● **EXERCISE MATERIAL**
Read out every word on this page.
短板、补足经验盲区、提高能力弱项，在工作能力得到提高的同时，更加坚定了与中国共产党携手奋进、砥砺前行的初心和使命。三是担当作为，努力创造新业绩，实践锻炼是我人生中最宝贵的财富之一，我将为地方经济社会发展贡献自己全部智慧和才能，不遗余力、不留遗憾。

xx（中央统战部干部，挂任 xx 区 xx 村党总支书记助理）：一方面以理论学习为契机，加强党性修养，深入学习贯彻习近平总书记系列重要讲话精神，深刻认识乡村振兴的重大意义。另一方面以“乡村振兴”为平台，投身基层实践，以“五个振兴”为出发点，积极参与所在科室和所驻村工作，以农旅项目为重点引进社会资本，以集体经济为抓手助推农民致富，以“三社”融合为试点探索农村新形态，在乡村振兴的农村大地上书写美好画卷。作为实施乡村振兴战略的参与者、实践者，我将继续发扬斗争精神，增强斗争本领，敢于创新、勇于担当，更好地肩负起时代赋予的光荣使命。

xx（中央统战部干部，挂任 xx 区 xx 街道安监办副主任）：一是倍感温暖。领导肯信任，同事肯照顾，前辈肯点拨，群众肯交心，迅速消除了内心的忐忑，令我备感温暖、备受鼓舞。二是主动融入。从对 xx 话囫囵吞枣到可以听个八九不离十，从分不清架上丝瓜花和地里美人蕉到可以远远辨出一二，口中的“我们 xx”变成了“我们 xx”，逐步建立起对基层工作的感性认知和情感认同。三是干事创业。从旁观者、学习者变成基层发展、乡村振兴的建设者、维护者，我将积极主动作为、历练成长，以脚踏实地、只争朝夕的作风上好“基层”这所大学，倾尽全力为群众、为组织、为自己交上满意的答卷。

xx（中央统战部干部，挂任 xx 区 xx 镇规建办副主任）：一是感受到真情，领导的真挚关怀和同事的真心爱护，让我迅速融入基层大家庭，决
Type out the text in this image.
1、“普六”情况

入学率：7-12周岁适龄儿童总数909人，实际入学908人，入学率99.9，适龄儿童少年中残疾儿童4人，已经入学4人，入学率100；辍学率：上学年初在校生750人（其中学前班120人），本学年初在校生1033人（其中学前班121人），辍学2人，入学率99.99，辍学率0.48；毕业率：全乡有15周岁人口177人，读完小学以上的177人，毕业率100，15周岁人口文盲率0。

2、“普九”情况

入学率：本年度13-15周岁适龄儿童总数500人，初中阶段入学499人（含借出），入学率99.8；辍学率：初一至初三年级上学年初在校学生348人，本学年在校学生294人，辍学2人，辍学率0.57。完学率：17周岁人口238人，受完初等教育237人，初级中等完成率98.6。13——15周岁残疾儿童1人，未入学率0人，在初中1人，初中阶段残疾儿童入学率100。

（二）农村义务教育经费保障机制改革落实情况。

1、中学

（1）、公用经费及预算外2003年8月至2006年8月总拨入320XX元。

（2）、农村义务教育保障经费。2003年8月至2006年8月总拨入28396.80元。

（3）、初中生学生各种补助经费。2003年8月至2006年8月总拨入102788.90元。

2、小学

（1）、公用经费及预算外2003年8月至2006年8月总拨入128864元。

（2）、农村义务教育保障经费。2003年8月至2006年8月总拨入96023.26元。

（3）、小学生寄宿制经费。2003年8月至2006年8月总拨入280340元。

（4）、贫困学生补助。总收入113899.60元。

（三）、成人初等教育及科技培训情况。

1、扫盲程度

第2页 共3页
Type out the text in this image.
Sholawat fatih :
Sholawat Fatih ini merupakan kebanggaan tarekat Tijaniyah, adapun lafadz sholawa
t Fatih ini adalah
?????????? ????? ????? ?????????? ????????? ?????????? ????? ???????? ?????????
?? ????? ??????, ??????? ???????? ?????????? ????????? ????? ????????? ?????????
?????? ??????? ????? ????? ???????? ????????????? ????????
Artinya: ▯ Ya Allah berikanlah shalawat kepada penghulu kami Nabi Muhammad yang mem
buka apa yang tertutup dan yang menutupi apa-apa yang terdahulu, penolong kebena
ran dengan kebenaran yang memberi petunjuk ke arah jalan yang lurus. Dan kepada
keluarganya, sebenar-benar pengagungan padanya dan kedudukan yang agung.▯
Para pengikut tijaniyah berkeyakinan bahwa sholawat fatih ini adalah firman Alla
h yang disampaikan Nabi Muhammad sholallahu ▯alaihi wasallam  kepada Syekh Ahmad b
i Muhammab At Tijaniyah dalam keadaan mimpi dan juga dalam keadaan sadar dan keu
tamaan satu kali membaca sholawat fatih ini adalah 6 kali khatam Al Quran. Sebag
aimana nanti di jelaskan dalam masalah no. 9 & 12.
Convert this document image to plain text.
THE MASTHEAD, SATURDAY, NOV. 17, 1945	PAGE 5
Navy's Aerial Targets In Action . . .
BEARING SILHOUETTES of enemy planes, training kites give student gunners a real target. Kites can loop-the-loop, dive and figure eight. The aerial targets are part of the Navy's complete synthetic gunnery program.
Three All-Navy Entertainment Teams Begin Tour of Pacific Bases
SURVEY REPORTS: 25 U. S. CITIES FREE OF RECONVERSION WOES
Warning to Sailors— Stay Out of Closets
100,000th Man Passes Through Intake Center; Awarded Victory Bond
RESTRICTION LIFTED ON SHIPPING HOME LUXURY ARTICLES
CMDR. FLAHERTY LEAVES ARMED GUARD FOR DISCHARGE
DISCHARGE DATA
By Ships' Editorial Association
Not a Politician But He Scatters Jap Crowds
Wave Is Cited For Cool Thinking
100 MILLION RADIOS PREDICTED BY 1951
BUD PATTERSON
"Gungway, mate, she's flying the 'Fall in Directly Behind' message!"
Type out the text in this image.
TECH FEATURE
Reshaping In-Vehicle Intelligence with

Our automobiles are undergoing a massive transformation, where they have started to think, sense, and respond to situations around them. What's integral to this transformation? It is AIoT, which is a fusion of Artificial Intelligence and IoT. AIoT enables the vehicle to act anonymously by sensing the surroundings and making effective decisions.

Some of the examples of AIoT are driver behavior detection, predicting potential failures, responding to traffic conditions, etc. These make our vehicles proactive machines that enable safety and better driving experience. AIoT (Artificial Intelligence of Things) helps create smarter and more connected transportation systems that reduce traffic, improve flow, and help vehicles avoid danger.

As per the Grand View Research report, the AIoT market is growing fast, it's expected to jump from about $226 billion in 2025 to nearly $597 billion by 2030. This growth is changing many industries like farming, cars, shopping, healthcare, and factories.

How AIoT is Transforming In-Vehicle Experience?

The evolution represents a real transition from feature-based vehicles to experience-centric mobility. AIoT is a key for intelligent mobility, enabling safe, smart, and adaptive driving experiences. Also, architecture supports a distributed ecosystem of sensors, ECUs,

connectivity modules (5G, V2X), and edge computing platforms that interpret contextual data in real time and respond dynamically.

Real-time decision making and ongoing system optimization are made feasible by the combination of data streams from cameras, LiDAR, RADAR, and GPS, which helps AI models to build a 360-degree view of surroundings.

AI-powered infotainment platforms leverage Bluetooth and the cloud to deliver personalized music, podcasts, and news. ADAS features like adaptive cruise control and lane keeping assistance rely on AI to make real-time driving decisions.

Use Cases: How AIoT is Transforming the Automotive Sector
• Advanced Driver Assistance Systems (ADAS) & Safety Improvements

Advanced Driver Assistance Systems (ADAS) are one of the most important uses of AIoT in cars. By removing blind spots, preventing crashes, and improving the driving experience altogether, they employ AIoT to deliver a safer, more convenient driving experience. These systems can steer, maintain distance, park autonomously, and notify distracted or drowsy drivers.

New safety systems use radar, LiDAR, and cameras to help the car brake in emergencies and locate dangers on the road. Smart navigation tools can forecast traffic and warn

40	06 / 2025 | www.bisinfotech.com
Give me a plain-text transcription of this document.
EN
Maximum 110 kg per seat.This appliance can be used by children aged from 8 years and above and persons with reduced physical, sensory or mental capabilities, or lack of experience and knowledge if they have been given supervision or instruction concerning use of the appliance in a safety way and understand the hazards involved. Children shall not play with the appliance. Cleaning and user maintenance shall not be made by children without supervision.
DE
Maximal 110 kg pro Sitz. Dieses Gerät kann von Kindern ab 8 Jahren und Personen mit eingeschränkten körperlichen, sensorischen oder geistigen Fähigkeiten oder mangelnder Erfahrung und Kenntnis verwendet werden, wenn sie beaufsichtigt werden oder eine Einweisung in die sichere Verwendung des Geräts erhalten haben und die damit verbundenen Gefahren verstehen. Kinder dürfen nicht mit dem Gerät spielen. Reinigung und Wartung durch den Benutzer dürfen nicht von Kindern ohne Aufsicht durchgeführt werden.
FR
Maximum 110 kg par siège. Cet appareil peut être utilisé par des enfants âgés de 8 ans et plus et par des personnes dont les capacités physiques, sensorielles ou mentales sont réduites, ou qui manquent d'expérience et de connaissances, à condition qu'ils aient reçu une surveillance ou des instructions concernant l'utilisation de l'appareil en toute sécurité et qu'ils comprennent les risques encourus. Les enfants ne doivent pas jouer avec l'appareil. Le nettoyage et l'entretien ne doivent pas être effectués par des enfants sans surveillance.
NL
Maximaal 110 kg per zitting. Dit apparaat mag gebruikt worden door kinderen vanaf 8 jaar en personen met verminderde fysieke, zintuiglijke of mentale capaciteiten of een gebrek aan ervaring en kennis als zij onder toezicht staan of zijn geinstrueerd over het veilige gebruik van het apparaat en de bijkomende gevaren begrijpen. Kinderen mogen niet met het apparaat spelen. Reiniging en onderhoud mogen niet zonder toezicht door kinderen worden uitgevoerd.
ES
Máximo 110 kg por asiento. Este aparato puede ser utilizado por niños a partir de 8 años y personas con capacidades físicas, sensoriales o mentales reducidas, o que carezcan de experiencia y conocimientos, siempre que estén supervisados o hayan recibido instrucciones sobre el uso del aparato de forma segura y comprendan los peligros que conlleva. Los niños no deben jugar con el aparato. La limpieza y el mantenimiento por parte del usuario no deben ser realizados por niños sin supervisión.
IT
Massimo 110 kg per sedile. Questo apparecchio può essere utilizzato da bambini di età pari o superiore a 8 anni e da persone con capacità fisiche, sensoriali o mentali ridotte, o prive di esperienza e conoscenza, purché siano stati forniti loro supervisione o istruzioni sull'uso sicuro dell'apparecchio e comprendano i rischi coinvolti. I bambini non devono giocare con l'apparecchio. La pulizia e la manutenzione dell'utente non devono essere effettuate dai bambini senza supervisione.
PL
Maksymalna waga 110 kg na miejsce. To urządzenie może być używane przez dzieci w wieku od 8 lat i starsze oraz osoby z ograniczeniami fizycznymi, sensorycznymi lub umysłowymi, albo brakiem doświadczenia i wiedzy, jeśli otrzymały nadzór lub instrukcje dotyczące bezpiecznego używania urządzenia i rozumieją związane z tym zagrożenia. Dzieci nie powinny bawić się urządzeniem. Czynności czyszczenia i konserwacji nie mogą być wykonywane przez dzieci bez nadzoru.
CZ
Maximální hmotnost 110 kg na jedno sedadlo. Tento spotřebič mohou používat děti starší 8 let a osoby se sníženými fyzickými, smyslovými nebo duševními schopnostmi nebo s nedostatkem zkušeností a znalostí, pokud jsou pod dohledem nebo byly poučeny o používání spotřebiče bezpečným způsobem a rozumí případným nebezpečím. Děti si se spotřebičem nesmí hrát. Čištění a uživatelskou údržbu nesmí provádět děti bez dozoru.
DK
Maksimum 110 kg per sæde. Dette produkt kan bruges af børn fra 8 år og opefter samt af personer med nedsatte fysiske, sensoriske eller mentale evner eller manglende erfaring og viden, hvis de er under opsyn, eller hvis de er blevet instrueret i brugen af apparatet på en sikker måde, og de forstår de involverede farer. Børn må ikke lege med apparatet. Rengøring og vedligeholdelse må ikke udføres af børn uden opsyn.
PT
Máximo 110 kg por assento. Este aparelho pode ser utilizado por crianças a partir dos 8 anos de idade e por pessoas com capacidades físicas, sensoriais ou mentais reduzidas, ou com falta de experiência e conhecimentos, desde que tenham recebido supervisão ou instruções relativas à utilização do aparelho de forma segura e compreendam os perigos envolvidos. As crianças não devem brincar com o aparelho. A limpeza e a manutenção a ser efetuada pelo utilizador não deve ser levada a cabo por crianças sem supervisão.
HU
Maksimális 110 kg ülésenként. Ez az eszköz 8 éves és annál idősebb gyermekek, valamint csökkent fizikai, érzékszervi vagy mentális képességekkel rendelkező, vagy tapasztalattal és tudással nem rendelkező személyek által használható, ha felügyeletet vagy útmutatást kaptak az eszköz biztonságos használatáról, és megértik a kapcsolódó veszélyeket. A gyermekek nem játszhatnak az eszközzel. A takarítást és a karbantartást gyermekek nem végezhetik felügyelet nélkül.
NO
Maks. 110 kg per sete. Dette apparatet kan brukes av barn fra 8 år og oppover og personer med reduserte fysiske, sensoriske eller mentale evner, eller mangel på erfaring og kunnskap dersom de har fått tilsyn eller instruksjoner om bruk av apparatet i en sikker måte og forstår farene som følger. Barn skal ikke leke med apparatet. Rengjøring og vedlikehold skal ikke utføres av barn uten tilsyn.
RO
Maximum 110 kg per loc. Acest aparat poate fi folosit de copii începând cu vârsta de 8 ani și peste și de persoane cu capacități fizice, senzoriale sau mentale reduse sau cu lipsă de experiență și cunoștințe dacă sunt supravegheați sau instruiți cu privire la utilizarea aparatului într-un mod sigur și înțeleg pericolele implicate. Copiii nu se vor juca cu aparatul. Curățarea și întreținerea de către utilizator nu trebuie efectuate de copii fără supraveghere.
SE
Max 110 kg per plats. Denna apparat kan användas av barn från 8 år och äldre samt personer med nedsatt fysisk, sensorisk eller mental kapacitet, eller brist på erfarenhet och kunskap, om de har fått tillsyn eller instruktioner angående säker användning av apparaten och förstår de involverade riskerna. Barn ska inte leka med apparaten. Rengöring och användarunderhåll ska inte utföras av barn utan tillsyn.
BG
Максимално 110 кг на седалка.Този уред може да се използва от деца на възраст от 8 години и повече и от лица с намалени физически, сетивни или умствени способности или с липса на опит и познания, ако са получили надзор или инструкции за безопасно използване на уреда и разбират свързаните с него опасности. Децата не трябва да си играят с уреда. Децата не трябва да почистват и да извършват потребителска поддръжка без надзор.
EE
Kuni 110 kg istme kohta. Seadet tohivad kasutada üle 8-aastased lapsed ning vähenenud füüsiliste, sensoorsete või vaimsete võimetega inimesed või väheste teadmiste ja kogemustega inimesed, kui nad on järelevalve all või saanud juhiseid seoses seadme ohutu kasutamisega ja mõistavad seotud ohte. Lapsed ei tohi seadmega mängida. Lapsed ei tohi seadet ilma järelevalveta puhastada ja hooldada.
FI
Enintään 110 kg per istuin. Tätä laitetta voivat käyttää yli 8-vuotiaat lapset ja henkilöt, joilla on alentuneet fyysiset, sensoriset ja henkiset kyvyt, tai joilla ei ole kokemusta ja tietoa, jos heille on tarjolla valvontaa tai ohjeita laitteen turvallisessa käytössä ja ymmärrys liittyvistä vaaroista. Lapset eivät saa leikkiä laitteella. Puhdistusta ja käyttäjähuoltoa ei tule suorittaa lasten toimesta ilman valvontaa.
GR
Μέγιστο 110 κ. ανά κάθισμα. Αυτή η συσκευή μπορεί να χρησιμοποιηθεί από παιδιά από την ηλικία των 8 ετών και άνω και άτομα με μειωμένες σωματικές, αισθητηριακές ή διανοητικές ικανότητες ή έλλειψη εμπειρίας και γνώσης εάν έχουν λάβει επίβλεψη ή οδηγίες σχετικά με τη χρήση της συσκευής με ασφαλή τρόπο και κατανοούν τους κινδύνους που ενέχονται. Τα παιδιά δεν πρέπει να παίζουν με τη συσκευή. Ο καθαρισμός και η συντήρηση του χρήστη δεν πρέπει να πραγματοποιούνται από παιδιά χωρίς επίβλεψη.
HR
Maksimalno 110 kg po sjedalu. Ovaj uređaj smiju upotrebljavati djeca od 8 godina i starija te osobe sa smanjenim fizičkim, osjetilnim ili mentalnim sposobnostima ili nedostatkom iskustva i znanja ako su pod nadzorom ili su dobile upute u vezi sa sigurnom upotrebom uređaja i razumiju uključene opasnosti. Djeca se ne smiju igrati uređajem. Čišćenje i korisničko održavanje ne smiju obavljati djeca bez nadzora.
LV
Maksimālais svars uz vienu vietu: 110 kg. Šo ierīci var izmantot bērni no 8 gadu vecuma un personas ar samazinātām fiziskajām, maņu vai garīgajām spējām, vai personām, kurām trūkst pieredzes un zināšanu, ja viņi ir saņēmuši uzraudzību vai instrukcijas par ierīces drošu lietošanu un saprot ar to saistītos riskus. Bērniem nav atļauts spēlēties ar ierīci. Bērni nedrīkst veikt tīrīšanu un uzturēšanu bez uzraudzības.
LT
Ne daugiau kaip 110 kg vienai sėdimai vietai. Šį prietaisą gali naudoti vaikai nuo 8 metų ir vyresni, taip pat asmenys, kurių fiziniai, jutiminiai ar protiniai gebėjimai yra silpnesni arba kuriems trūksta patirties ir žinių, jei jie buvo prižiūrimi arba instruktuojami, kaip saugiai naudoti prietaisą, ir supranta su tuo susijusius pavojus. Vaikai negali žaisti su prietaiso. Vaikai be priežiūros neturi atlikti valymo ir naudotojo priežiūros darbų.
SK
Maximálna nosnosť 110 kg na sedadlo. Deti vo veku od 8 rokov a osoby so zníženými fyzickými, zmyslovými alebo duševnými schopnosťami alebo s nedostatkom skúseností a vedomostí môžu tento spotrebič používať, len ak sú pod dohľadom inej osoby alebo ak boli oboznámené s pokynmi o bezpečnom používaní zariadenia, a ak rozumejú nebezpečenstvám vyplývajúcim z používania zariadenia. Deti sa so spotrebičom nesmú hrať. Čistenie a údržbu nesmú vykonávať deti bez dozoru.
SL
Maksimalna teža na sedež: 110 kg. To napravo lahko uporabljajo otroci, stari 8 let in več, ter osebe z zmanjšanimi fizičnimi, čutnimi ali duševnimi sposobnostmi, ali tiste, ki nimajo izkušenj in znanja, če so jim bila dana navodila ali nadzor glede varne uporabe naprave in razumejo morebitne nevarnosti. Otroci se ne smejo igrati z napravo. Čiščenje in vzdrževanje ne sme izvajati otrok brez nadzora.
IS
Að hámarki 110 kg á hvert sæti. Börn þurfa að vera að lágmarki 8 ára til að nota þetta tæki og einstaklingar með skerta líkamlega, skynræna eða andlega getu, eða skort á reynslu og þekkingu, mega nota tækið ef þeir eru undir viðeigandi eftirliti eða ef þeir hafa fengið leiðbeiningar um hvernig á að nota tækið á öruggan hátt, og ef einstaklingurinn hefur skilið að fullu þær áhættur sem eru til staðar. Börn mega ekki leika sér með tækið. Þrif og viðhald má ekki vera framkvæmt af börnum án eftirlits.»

● **TASK REQUIREMENTS**
Find the string "fått" in the entries above and return each line that holds it.

● **RESPONSE TO THE EXERCISE**
Maks. 110 kg per sete. Dette apparatet kan brukes av barn fra 8 år og oppover og personer med reduserte fysiske, sensoriske eller mentale evner, eller mangel på erfaring og kunnskap dersom de har fått tilsyn eller instruksjoner om bruk av apparatet i en sikker måte og forstår farene som følger. Barn skal ikke leke med apparatet. Rengjøring og vedlikehold skal ikke utføres av barn uten tilsyn.
Max 110 kg per plats. Denna apparat kan användas av barn från 8 år och äldre samt personer med nedsatt fysisk, sensorisk eller mental kapacitet, eller brist på erfarenhet och kunskap, om de har fått tillsyn eller instruktioner angående säker användning av apparaten och förstår de involverade riskerna. Barn ska inte leka med apparaten. Rengöring och användarunderhåll ska inte utföras av barn utan tillsyn.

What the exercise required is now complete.